- TASK REQUIREMENTS: Copy the entries below exactly. Images do not belong in the copy.

- EXTRACTED MATERIAL:
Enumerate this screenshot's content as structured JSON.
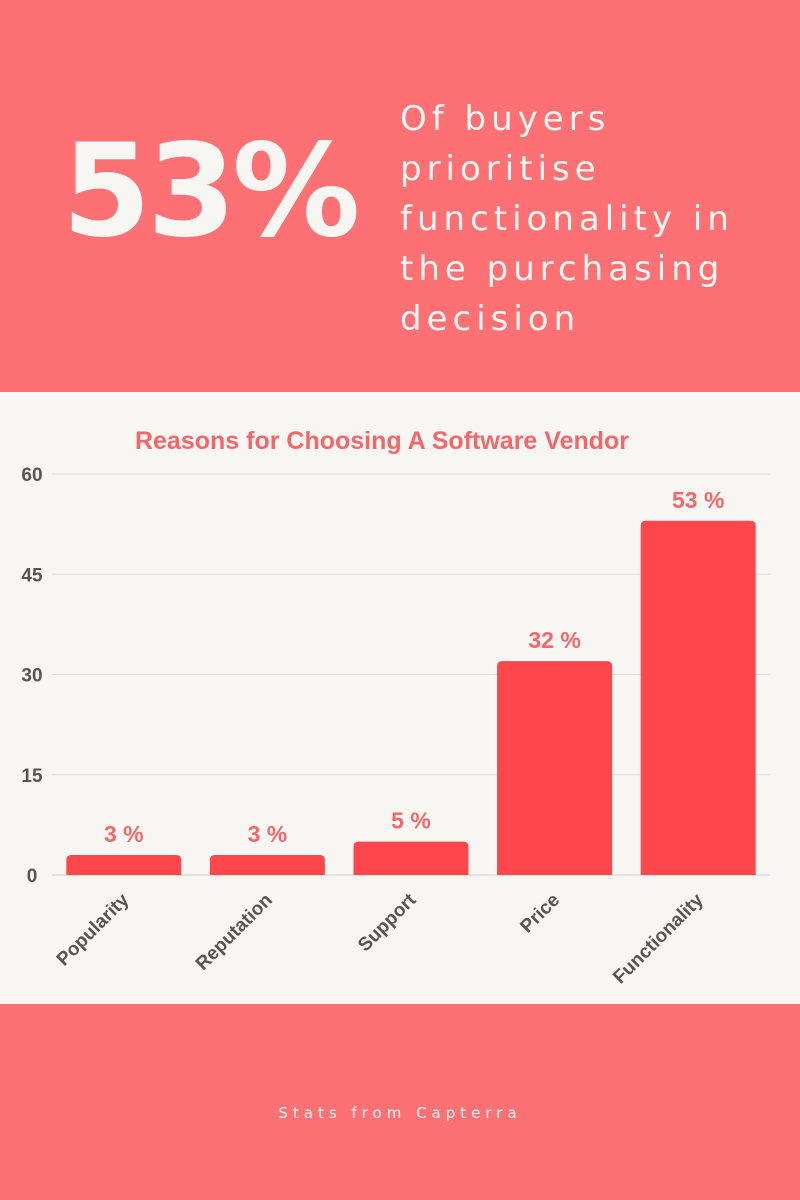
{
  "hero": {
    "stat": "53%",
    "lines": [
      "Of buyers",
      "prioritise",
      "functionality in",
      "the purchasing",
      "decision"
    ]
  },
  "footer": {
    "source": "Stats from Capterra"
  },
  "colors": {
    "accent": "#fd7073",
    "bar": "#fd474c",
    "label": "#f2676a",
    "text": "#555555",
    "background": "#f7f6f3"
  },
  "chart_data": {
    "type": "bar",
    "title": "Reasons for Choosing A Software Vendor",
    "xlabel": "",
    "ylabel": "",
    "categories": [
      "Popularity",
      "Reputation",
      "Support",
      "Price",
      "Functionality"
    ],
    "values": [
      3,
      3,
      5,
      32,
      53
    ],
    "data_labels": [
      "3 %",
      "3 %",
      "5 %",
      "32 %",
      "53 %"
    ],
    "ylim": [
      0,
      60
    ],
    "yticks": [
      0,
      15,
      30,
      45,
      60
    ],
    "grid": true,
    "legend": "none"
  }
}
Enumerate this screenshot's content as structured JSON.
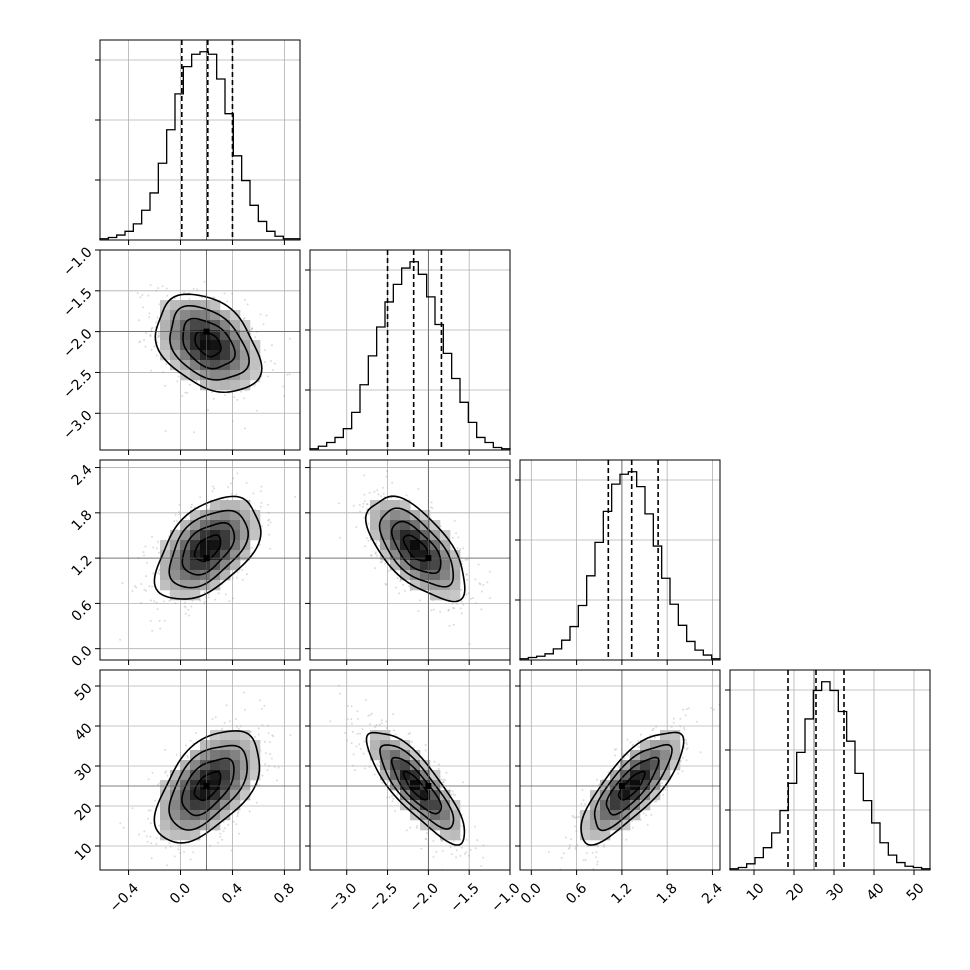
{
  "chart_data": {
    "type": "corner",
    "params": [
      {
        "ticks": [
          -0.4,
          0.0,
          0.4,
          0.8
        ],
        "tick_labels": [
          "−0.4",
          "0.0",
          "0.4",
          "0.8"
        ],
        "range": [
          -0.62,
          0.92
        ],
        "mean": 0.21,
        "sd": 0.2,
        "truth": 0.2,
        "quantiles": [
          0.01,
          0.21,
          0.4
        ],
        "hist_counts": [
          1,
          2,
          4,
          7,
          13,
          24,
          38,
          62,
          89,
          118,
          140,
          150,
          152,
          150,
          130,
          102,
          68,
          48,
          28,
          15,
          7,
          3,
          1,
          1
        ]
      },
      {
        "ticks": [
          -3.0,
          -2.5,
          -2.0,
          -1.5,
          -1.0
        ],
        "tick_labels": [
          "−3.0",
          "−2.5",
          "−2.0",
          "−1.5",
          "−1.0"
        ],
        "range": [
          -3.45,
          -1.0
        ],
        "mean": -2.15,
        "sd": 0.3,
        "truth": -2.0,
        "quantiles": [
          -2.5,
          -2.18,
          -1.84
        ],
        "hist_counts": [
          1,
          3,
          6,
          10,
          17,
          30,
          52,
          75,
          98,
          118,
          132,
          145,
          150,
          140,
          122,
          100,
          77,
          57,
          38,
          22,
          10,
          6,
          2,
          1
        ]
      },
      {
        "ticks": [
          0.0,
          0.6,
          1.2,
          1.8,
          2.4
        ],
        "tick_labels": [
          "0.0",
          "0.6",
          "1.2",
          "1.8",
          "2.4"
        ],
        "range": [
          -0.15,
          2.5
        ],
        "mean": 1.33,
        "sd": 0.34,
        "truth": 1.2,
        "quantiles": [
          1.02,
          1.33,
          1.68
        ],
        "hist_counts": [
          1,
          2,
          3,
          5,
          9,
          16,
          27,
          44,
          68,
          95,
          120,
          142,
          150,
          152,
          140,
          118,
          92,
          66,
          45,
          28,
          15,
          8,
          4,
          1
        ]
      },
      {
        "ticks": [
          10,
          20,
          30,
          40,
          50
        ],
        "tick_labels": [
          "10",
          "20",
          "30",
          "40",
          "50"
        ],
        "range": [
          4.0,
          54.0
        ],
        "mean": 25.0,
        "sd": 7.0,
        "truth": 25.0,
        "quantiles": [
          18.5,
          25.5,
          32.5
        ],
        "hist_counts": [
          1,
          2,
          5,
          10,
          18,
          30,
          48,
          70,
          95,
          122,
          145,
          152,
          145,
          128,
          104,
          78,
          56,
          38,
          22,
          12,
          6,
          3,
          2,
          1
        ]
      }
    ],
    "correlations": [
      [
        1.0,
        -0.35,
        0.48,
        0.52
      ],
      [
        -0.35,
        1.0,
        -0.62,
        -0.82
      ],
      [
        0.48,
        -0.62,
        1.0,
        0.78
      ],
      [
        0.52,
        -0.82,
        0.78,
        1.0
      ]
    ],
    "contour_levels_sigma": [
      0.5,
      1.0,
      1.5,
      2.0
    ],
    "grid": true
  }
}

- RESPONSE FOR THIS EXERCISE:
Enumerate this screenshot's content as structured JSON.
{
  "hero": {
    "stat": "53%",
    "lines": [
      "Of buyers",
      "prioritise",
      "functionality in",
      "the purchasing",
      "decision"
    ]
  },
  "footer": {
    "source": "Stats from Capterra"
  },
  "colors": {
    "accent": "#fd7073",
    "bar": "#fd474c",
    "label": "#f2676a",
    "text": "#555555",
    "background": "#f7f6f3"
  },
  "chart_data": {
    "type": "bar",
    "title": "Reasons for Choosing A Software Vendor",
    "xlabel": "",
    "ylabel": "",
    "categories": [
      "Popularity",
      "Reputation",
      "Support",
      "Price",
      "Functionality"
    ],
    "values": [
      3,
      3,
      5,
      32,
      53
    ],
    "data_labels": [
      "3 %",
      "3 %",
      "5 %",
      "32 %",
      "53 %"
    ],
    "ylim": [
      0,
      60
    ],
    "yticks": [
      0,
      15,
      30,
      45,
      60
    ],
    "grid": true,
    "legend": "none"
  }
}
Enumerate this screenshot's content as structured JSON.
{
  "chart_data": {
    "type": "corner",
    "params": [
      {
        "ticks": [
          -0.4,
          0.0,
          0.4,
          0.8
        ],
        "tick_labels": [
          "−0.4",
          "0.0",
          "0.4",
          "0.8"
        ],
        "range": [
          -0.62,
          0.92
        ],
        "mean": 0.21,
        "sd": 0.2,
        "truth": 0.2,
        "quantiles": [
          0.01,
          0.21,
          0.4
        ],
        "hist_counts": [
          1,
          2,
          4,
          7,
          13,
          24,
          38,
          62,
          89,
          118,
          140,
          150,
          152,
          150,
          130,
          102,
          68,
          48,
          28,
          15,
          7,
          3,
          1,
          1
        ]
      },
      {
        "ticks": [
          -3.0,
          -2.5,
          -2.0,
          -1.5,
          -1.0
        ],
        "tick_labels": [
          "−3.0",
          "−2.5",
          "−2.0",
          "−1.5",
          "−1.0"
        ],
        "range": [
          -3.45,
          -1.0
        ],
        "mean": -2.15,
        "sd": 0.3,
        "truth": -2.0,
        "quantiles": [
          -2.5,
          -2.18,
          -1.84
        ],
        "hist_counts": [
          1,
          3,
          6,
          10,
          17,
          30,
          52,
          75,
          98,
          118,
          132,
          145,
          150,
          140,
          122,
          100,
          77,
          57,
          38,
          22,
          10,
          6,
          2,
          1
        ]
      },
      {
        "ticks": [
          0.0,
          0.6,
          1.2,
          1.8,
          2.4
        ],
        "tick_labels": [
          "0.0",
          "0.6",
          "1.2",
          "1.8",
          "2.4"
        ],
        "range": [
          -0.15,
          2.5
        ],
        "mean": 1.33,
        "sd": 0.34,
        "truth": 1.2,
        "quantiles": [
          1.02,
          1.33,
          1.68
        ],
        "hist_counts": [
          1,
          2,
          3,
          5,
          9,
          16,
          27,
          44,
          68,
          95,
          120,
          142,
          150,
          152,
          140,
          118,
          92,
          66,
          45,
          28,
          15,
          8,
          4,
          1
        ]
      },
      {
        "ticks": [
          10,
          20,
          30,
          40,
          50
        ],
        "tick_labels": [
          "10",
          "20",
          "30",
          "40",
          "50"
        ],
        "range": [
          4.0,
          54.0
        ],
        "mean": 25.0,
        "sd": 7.0,
        "truth": 25.0,
        "quantiles": [
          18.5,
          25.5,
          32.5
        ],
        "hist_counts": [
          1,
          2,
          5,
          10,
          18,
          30,
          48,
          70,
          95,
          122,
          145,
          152,
          145,
          128,
          104,
          78,
          56,
          38,
          22,
          12,
          6,
          3,
          2,
          1
        ]
      }
    ],
    "correlations": [
      [
        1.0,
        -0.35,
        0.48,
        0.52
      ],
      [
        -0.35,
        1.0,
        -0.62,
        -0.82
      ],
      [
        0.48,
        -0.62,
        1.0,
        0.78
      ],
      [
        0.52,
        -0.82,
        0.78,
        1.0
      ]
    ],
    "contour_levels_sigma": [
      0.5,
      1.0,
      1.5,
      2.0
    ],
    "grid": true
  }
}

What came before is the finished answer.